What is asked:
Show all lines that include the string "Sent"; copy each one.

__________

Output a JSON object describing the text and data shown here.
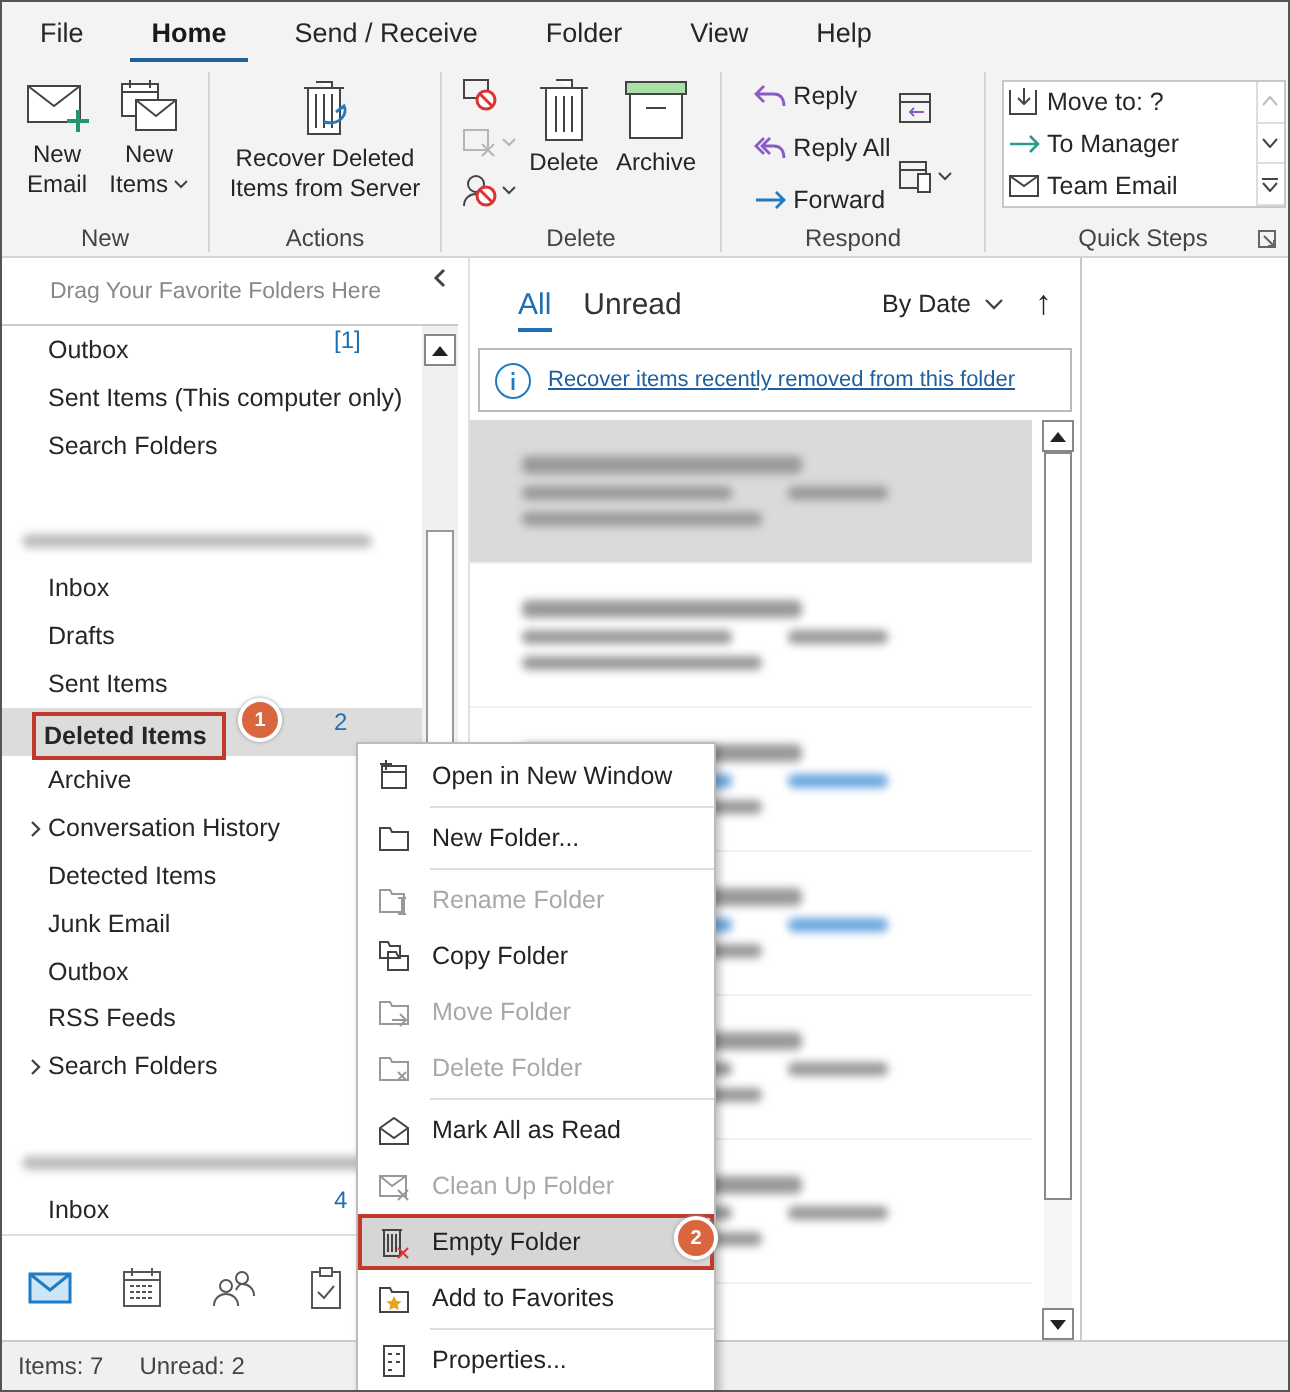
{
  "menu_tabs": [
    {
      "label": "File",
      "selected": false
    },
    {
      "label": "Home",
      "selected": true
    },
    {
      "label": "Send / Receive",
      "selected": false
    },
    {
      "label": "Folder",
      "selected": false
    },
    {
      "label": "View",
      "selected": false
    },
    {
      "label": "Help",
      "selected": false
    }
  ],
  "ribbon": {
    "new": {
      "label": "New",
      "new_email": "New Email",
      "new_items": "New Items"
    },
    "actions": {
      "label": "Actions",
      "recover": "Recover Deleted Items from Server"
    },
    "delete": {
      "label": "Delete",
      "tools": [
        {
          "disabled": false
        },
        {
          "disabled": true
        },
        {
          "disabled": false
        }
      ],
      "delete": "Delete",
      "archive": "Archive"
    },
    "respond": {
      "label": "Respond",
      "reply": "Reply",
      "reply_all": "Reply All",
      "forward": "Forward"
    },
    "quick_steps": {
      "label": "Quick Steps",
      "items": [
        "Move to: ?",
        "To Manager",
        "Team Email"
      ]
    }
  },
  "folder_pane": {
    "favorites_hint": "Drag Your Favorite Folders Here",
    "folders": [
      {
        "kind": "folder",
        "label": "Outbox",
        "count": "[1]",
        "selected": false,
        "expandable": false
      },
      {
        "kind": "folder",
        "label": "Sent Items (This computer only)",
        "selected": false,
        "expandable": false
      },
      {
        "kind": "folder",
        "label": "Search Folders",
        "selected": false,
        "expandable": false
      },
      {
        "kind": "account"
      },
      {
        "kind": "folder",
        "label": "Inbox",
        "selected": false,
        "expandable": false
      },
      {
        "kind": "folder",
        "label": "Drafts",
        "selected": false,
        "expandable": false
      },
      {
        "kind": "folder",
        "label": "Sent Items",
        "selected": false,
        "expandable": false
      },
      {
        "kind": "folder",
        "label": "Deleted Items",
        "count": "2",
        "selected": true,
        "expandable": false,
        "callout": "1"
      },
      {
        "kind": "folder",
        "label": "Archive",
        "selected": false,
        "expandable": false
      },
      {
        "kind": "folder",
        "label": "Conversation History",
        "selected": false,
        "expandable": true
      },
      {
        "kind": "folder",
        "label": "Detected Items",
        "selected": false,
        "expandable": false
      },
      {
        "kind": "folder",
        "label": "Junk Email",
        "selected": false,
        "expandable": false
      },
      {
        "kind": "folder",
        "label": "Outbox",
        "selected": false,
        "expandable": false
      },
      {
        "kind": "folder",
        "label": "RSS Feeds",
        "selected": false,
        "expandable": false
      },
      {
        "kind": "folder",
        "label": "Search Folders",
        "selected": false,
        "expandable": true
      },
      {
        "kind": "account"
      },
      {
        "kind": "folder",
        "label": "Inbox",
        "count": "4",
        "selected": false,
        "expandable": false
      }
    ],
    "nav": [
      {
        "selected": true
      },
      {
        "selected": false
      },
      {
        "selected": false
      },
      {
        "selected": false
      }
    ]
  },
  "message_list": {
    "filters": [
      {
        "label": "All",
        "selected": true
      },
      {
        "label": "Unread",
        "selected": false
      }
    ],
    "sort": "By Date",
    "sort_direction": "↑",
    "info_link": "Recover items recently removed from this folder",
    "messages": [
      {
        "selected": true,
        "unread": false
      },
      {
        "selected": false,
        "unread": false
      },
      {
        "selected": false,
        "unread": true
      },
      {
        "selected": false,
        "unread": true
      },
      {
        "selected": false,
        "unread": false
      },
      {
        "selected": false,
        "unread": false
      }
    ]
  },
  "context_menu": [
    {
      "label": "Open in New Window",
      "disabled": false,
      "selected": false,
      "separator_after": true
    },
    {
      "label": "New Folder...",
      "disabled": false,
      "selected": false,
      "separator_after": true
    },
    {
      "label": "Rename Folder",
      "disabled": true,
      "selected": false,
      "separator_after": false
    },
    {
      "label": "Copy Folder",
      "disabled": false,
      "selected": false,
      "separator_after": false
    },
    {
      "label": "Move Folder",
      "disabled": true,
      "selected": false,
      "separator_after": false
    },
    {
      "label": "Delete Folder",
      "disabled": true,
      "selected": false,
      "separator_after": true
    },
    {
      "label": "Mark All as Read",
      "disabled": false,
      "selected": false,
      "separator_after": false
    },
    {
      "label": "Clean Up Folder",
      "disabled": true,
      "selected": false,
      "separator_after": false
    },
    {
      "label": "Empty Folder",
      "disabled": false,
      "selected": true,
      "separator_after": false,
      "callout": "2"
    },
    {
      "label": "Add to Favorites",
      "disabled": false,
      "selected": false,
      "separator_after": true
    },
    {
      "label": "Properties...",
      "disabled": false,
      "selected": false,
      "separator_after": false
    }
  ],
  "status_bar": {
    "items": "Items: 7",
    "unread": "Unread: 2"
  }
}
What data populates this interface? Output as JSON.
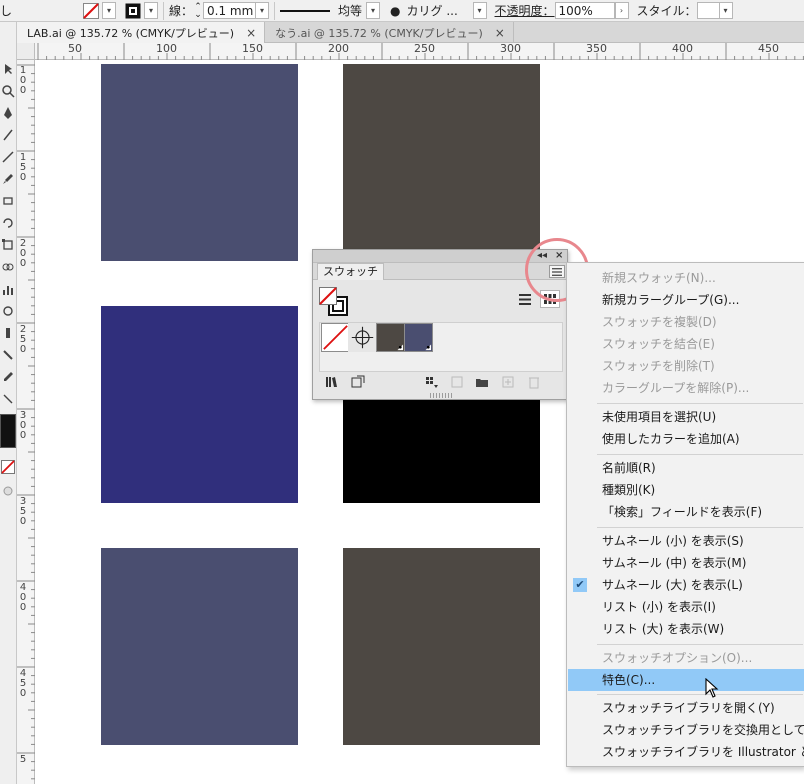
{
  "control_bar": {
    "stroke_label": "線：",
    "stroke_value": "0.1 mm",
    "profile_label": "均等",
    "brush_label": "カリグ ...",
    "opacity_label": "不透明度：",
    "opacity_value": "100%",
    "style_label": "スタイル："
  },
  "doc_tabs": [
    {
      "title": "LAB.ai @ 135.72 % (CMYK/プレビュー)",
      "close": "×",
      "active": true
    },
    {
      "title": "なう.ai @ 135.72 % (CMYK/プレビュー)",
      "close": "×",
      "active": false
    }
  ],
  "ruler": {
    "h_labels": [
      "50",
      "100",
      "150",
      "200",
      "250",
      "300",
      "350",
      "400",
      "450"
    ],
    "v_labels": [
      [
        "1",
        "0",
        "0"
      ],
      [
        "1",
        "5",
        "0"
      ],
      [
        "2",
        "0",
        "0"
      ],
      [
        "2",
        "5",
        "0"
      ],
      [
        "3",
        "0",
        "0"
      ],
      [
        "3",
        "5",
        "0"
      ],
      [
        "4",
        "0",
        "0"
      ],
      [
        "4",
        "5",
        "0"
      ],
      [
        "5"
      ]
    ]
  },
  "canvas_swatches": [
    {
      "color": "#4a4e70"
    },
    {
      "color": "#4d4843"
    },
    {
      "color": "#302f7c"
    },
    {
      "color": "#000000"
    },
    {
      "color": "#4a4e70"
    },
    {
      "color": "#4d4843"
    }
  ],
  "swatch_panel": {
    "collapse_icon": "◂◂",
    "close_icon": "×",
    "tab_label": "スウォッチ",
    "swatches": [
      {
        "name": "none",
        "color": "#ffffff"
      },
      {
        "name": "registration",
        "color": "#ffffff"
      },
      {
        "name": "spot-1",
        "color": "#4d4843"
      },
      {
        "name": "spot-2",
        "color": "#4a4e70"
      }
    ]
  },
  "flyout_menu": {
    "items": [
      {
        "label": "新規スウォッチ(N)...",
        "enabled": false
      },
      {
        "label": "新規カラーグループ(G)...",
        "enabled": true
      },
      {
        "label": "スウォッチを複製(D)",
        "enabled": false
      },
      {
        "label": "スウォッチを結合(E)",
        "enabled": false
      },
      {
        "label": "スウォッチを削除(T)",
        "enabled": false
      },
      {
        "label": "カラーグループを解除(P)...",
        "enabled": false
      },
      {
        "label": "未使用項目を選択(U)",
        "enabled": true
      },
      {
        "label": "使用したカラーを追加(A)",
        "enabled": true
      },
      {
        "label": "名前順(R)",
        "enabled": true
      },
      {
        "label": "種類別(K)",
        "enabled": true
      },
      {
        "label": "「検索」フィールドを表示(F)",
        "enabled": true
      },
      {
        "label": "サムネール (小) を表示(S)",
        "enabled": true
      },
      {
        "label": "サムネール (中) を表示(M)",
        "enabled": true
      },
      {
        "label": "サムネール (大) を表示(L)",
        "enabled": true,
        "checked": true
      },
      {
        "label": "リスト (小) を表示(I)",
        "enabled": true
      },
      {
        "label": "リスト (大) を表示(W)",
        "enabled": true
      },
      {
        "label": "スウォッチオプション(O)...",
        "enabled": false
      },
      {
        "label": "特色(C)...",
        "enabled": true,
        "highlighted": true
      },
      {
        "label": "スウォッチライブラリを開く(Y)",
        "enabled": true
      },
      {
        "label": "スウォッチライブラリを交換用として保存(V)...",
        "enabled": true
      },
      {
        "label": "スウォッチライブラリを Illustrator として保存(I)...",
        "enabled": true
      }
    ],
    "check_icon": "✔"
  }
}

__________

Correct answer:
        "label": "Sent Items (This computer only)",
        "label": "Sent Items",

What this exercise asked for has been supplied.